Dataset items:
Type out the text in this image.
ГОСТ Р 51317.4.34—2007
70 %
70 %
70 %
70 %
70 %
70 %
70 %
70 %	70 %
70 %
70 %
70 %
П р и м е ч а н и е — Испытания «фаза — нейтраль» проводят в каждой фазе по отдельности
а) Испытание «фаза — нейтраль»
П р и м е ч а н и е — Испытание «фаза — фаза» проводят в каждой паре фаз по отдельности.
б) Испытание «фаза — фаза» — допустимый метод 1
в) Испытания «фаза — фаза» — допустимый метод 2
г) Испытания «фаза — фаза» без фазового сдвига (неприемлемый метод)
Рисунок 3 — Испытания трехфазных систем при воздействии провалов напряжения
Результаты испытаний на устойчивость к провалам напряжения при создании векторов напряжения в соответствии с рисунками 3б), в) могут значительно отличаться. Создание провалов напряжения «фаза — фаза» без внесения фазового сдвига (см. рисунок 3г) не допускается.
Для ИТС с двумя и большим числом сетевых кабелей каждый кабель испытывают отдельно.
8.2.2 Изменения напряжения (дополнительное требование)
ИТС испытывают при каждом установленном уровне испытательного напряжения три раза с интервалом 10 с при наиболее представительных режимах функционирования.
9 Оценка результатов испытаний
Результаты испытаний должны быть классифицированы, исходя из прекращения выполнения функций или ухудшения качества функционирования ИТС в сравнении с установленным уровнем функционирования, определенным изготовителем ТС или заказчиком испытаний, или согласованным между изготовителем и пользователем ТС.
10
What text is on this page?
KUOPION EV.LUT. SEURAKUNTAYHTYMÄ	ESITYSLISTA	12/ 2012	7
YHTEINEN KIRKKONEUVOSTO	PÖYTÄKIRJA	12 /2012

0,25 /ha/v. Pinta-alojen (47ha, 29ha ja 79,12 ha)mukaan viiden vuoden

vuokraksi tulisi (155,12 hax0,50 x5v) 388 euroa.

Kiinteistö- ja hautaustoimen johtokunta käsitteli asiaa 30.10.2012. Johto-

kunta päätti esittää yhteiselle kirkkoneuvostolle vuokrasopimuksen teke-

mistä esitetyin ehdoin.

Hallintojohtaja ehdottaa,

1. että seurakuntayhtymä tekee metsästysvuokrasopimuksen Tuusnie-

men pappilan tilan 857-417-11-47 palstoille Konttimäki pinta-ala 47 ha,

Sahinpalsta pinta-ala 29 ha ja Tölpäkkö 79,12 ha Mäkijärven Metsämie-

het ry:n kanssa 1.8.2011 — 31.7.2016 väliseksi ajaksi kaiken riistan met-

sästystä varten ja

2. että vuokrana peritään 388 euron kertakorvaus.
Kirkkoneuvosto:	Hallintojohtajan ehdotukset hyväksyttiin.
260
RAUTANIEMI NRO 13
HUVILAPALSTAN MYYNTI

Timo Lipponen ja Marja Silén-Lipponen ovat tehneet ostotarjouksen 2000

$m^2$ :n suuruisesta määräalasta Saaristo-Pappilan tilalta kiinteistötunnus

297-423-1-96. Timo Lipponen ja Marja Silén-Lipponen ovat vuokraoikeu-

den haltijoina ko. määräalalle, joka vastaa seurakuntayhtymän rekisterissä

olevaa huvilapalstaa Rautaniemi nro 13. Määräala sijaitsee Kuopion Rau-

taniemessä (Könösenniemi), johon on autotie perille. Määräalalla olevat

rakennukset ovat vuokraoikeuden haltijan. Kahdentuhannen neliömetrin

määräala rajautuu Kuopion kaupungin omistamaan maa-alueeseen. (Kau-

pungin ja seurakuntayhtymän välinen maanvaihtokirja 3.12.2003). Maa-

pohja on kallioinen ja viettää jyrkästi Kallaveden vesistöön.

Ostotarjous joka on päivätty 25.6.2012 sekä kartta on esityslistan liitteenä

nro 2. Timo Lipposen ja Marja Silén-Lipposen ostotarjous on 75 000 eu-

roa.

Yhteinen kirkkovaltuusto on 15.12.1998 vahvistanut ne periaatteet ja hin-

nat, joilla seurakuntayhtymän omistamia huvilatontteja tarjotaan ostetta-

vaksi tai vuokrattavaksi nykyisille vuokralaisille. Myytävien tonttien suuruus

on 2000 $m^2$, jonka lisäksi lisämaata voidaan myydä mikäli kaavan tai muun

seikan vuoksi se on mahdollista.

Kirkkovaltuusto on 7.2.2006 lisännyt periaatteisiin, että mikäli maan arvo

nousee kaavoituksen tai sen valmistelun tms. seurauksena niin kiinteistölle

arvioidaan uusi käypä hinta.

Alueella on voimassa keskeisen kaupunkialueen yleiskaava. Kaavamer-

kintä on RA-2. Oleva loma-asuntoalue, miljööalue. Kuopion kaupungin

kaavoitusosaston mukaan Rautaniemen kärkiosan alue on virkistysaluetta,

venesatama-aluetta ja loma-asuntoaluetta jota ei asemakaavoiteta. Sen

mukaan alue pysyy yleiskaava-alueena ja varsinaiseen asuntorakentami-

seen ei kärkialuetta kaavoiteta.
==
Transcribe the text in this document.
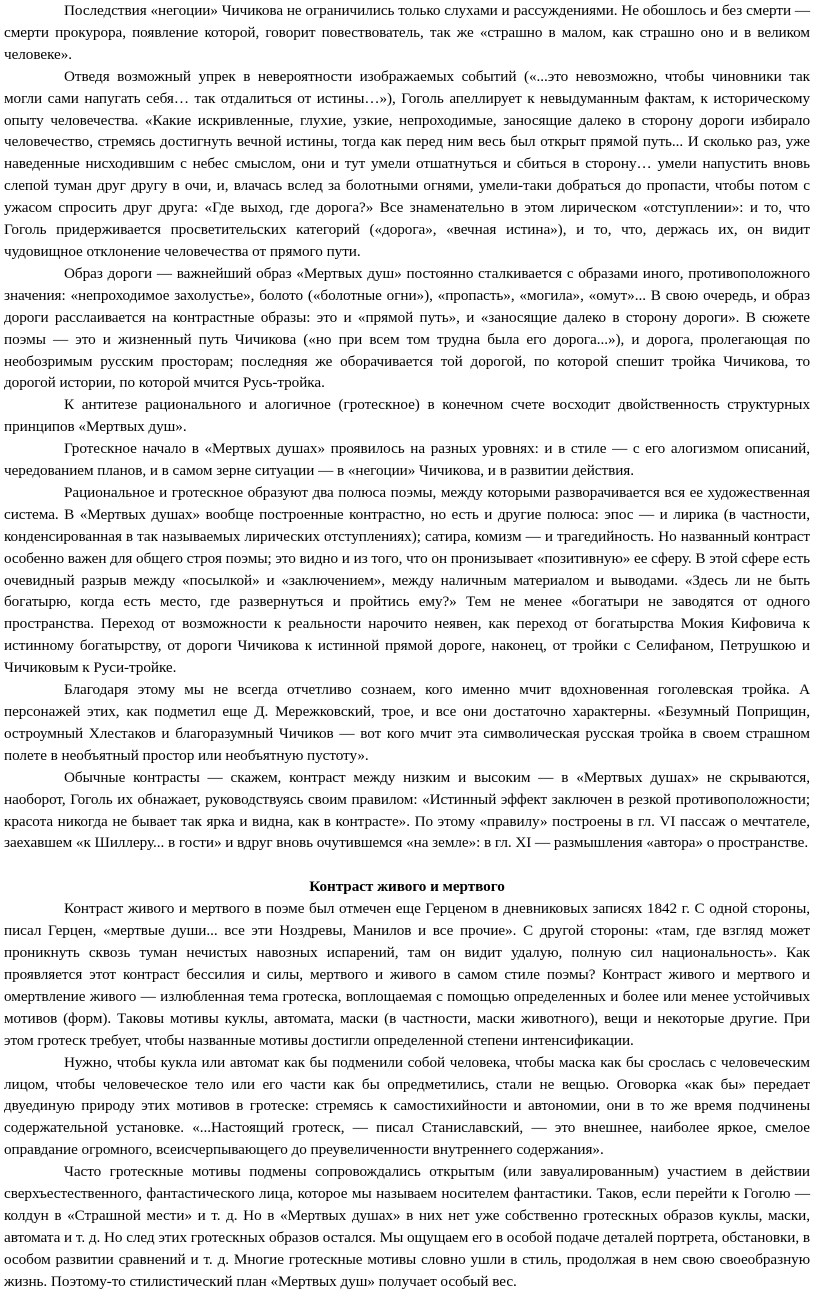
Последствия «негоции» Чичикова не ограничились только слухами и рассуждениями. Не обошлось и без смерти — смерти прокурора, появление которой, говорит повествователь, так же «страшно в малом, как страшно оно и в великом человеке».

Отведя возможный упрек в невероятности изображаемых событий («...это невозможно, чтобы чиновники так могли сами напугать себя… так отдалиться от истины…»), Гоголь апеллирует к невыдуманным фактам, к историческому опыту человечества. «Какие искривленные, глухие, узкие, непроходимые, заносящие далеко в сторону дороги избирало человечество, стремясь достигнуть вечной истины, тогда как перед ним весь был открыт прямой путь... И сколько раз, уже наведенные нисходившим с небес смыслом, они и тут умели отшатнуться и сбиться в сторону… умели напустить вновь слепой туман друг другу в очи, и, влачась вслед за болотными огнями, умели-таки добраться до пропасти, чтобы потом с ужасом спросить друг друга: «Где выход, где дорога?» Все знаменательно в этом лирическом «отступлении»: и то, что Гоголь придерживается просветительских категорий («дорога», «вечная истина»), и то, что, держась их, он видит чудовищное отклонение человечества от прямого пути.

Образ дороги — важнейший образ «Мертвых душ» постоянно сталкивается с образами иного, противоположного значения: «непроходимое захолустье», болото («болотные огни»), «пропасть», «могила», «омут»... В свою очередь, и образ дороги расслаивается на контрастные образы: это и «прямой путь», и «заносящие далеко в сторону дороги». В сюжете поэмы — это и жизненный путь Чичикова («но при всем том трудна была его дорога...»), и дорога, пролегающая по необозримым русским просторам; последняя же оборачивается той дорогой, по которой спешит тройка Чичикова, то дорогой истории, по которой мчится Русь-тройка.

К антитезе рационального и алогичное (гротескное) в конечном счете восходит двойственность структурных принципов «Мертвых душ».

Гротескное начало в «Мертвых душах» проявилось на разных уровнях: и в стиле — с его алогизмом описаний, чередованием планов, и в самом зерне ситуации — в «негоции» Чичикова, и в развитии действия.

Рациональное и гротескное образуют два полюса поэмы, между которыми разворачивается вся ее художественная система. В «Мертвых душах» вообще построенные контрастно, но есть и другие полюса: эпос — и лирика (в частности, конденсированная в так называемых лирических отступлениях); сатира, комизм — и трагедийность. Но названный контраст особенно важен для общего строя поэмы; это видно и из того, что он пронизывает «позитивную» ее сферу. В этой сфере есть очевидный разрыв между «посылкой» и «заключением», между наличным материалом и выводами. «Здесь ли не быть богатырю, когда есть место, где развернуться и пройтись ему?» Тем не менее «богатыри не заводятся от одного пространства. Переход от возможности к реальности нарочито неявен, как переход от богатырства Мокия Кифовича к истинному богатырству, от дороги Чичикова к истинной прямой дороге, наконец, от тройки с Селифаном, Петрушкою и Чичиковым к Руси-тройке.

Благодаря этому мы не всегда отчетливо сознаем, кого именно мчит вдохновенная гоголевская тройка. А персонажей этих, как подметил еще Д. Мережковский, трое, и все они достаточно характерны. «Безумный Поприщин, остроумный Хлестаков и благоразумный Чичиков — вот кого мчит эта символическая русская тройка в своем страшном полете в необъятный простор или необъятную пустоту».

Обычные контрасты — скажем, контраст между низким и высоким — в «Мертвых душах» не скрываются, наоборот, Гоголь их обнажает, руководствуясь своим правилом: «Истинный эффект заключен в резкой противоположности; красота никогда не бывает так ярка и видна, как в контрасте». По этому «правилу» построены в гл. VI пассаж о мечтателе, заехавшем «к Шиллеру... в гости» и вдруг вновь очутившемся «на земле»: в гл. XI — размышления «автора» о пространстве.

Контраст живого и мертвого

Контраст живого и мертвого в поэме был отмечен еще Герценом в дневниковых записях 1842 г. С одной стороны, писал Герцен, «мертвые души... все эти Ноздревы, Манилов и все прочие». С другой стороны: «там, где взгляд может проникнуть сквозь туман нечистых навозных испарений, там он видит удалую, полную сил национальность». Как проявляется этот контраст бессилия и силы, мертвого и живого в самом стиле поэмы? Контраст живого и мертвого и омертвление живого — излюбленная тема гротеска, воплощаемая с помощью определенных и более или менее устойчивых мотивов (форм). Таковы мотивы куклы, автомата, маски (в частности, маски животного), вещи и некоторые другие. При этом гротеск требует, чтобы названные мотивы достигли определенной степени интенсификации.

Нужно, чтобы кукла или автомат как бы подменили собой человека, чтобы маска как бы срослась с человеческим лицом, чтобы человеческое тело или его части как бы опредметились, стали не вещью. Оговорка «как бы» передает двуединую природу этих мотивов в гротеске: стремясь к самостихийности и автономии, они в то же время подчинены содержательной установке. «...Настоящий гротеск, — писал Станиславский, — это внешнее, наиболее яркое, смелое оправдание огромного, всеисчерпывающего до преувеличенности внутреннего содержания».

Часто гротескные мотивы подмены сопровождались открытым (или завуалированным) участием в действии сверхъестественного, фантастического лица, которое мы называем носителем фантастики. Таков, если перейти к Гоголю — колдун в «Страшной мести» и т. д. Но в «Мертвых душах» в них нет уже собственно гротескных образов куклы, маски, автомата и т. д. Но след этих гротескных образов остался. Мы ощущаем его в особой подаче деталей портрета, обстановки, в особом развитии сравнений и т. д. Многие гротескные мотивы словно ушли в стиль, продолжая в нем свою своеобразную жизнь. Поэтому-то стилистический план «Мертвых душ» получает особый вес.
...
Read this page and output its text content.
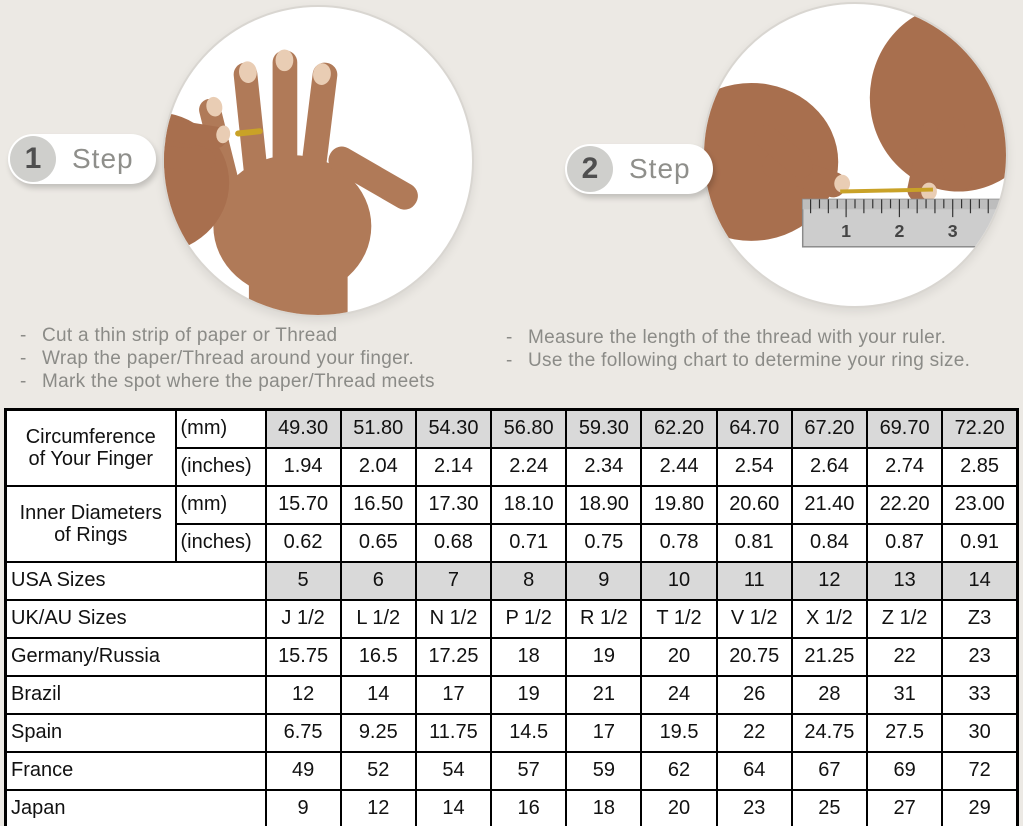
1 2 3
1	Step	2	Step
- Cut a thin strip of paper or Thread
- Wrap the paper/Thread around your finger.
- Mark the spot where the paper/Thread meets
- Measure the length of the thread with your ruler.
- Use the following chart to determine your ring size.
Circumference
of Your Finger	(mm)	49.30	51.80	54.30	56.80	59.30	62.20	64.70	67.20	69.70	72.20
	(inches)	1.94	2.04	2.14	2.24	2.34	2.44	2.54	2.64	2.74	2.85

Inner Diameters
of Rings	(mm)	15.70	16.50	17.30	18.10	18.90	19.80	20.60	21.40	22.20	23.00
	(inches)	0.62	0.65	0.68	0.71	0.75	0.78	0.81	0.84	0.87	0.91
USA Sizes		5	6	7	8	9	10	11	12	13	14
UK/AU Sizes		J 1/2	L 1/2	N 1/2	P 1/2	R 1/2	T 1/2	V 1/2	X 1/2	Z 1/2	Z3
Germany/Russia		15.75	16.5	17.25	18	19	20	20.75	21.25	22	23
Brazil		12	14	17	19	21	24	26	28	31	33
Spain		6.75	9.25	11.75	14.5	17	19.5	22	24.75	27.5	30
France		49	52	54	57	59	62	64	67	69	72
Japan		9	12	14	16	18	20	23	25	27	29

Goal of the exercise: Go over the records above and tally each line that includes "joka". Give the total by itself.

Task output: 2